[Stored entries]
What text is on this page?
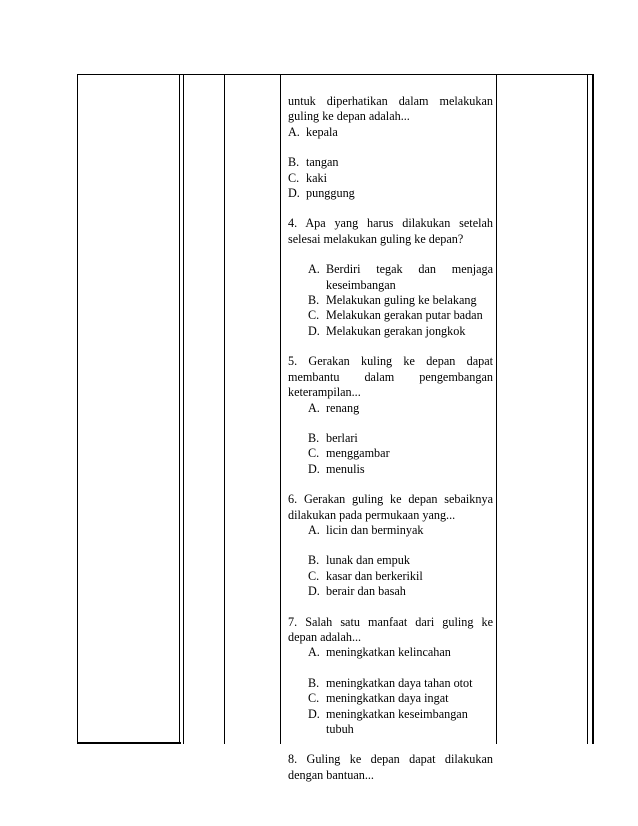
untuk diperhatikan dalam melakukan

guling ke depan adalah...

A. kepala
B. tangan
C. kaki
D. punggung

4. Apa yang harus dilakukan setelah

selesai melakukan guling ke depan?

A. Berdiri tegak dan menjaga
keseimbangan
B. Melakukan guling ke belakang
C. Melakukan gerakan putar badan
D. Melakukan gerakan jongkok

5. Gerakan kuling ke depan dapat

membantu dalam pengembangan

keterampilan...

A. renang
B. berlari
C. menggambar
D. menulis

6. Gerakan guling ke depan sebaiknya

dilakukan pada permukaan yang...

A. licin dan berminyak
B. lunak dan empuk
C. kasar dan berkerikil
D. berair dan basah

7. Salah satu manfaat dari guling ke

depan adalah...

A. meningkatkan kelincahan
B. meningkatkan daya tahan otot
C. meningkatkan daya ingat
D. meningkatkan keseimbangan
tubuh

8. Guling ke depan dapat dilakukan

dengan bantuan...
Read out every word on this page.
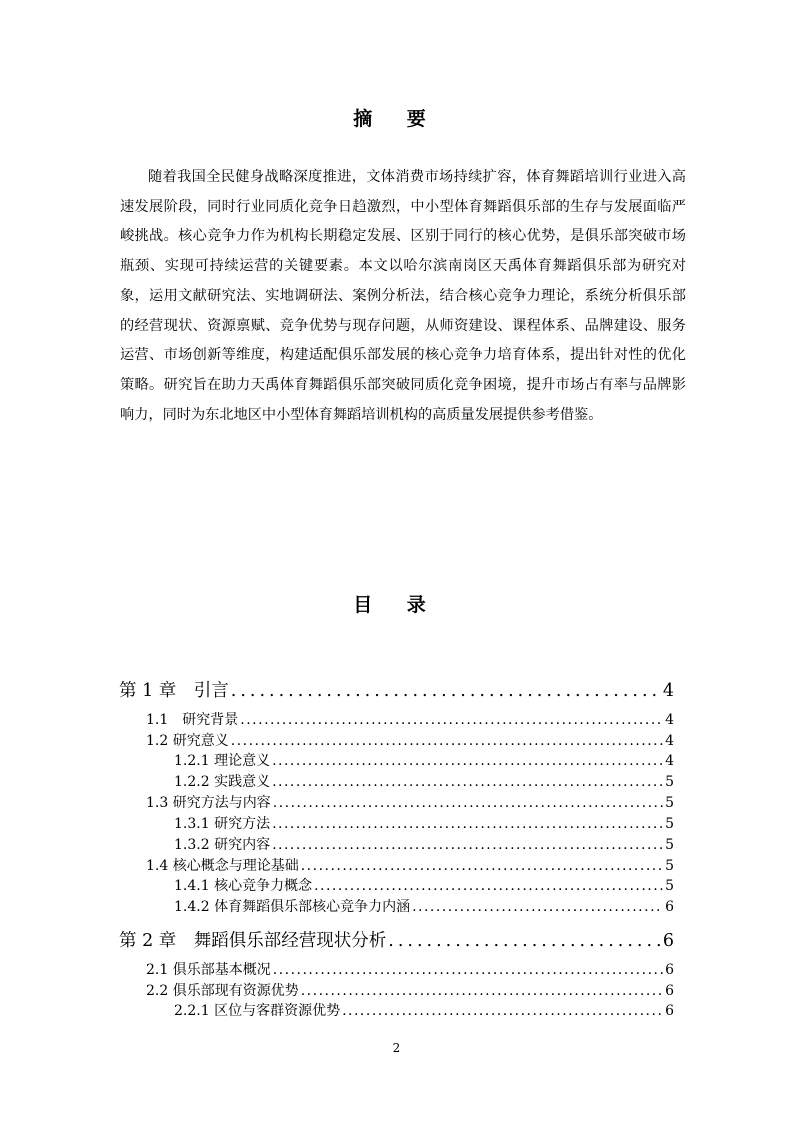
摘 要
随着我国全民健身战略深度推进，文体消费市场持续扩容，体育舞蹈培训行业进入高速发展阶段，同时行业同质化竞争日趋激烈，中小型体育舞蹈俱乐部的生存与发展面临严峻挑战。核心竞争力作为机构长期稳定发展、区别于同行的核心优势，是俱乐部突破市场瓶颈、实现可持续运营的关键要素。本文以哈尔滨南岗区天禹体育舞蹈俱乐部为研究对象，运用文献研究法、实地调研法、案例分析法，结合核心竞争力理论，系统分析俱乐部的经营现状、资源禀赋、竞争优势与现存问题，从师资建设、课程体系、品牌建设、服务运营、市场创新等维度，构建适配俱乐部发展的核心竞争力培育体系，提出针对性的优化策略。研究旨在助力天禹体育舞蹈俱乐部突破同质化竞争困境，提升市场占有率与品牌影响力，同时为东北地区中小型体育舞蹈培训机构的高质量发展提供参考借鉴。
目 录
2
第 1 章　引言 .....	4
1.1　研究背景 .....	4
1.2 研究意义 .....	4
1.2.1 理论意义 .....	4
1.2.2 实践意义 .....	5
1.3 研究方法与内容 .....	5
1.3.1 研究方法 .....	5
1.3.2 研究内容 .....	5
1.4 核心概念与理论基础 .....	5
1.4.1 核心竞争力概念 .....	5
1.4.2 体育舞蹈俱乐部核心竞争力内涵 .....	6
第 2 章　舞蹈俱乐部经营现状分析 .....	6
2.1 俱乐部基本概况 .....	6
2.2 俱乐部现有资源优势 .....	6
2.2.1 区位与客群资源优势 .....	6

WORK TO BE COMPLETED: Locate all lines in the listing above with the word "dalam" and copy them.

RESPONSE:
untuk diperhatikan dalam melakukan
membantu dalam pengembangan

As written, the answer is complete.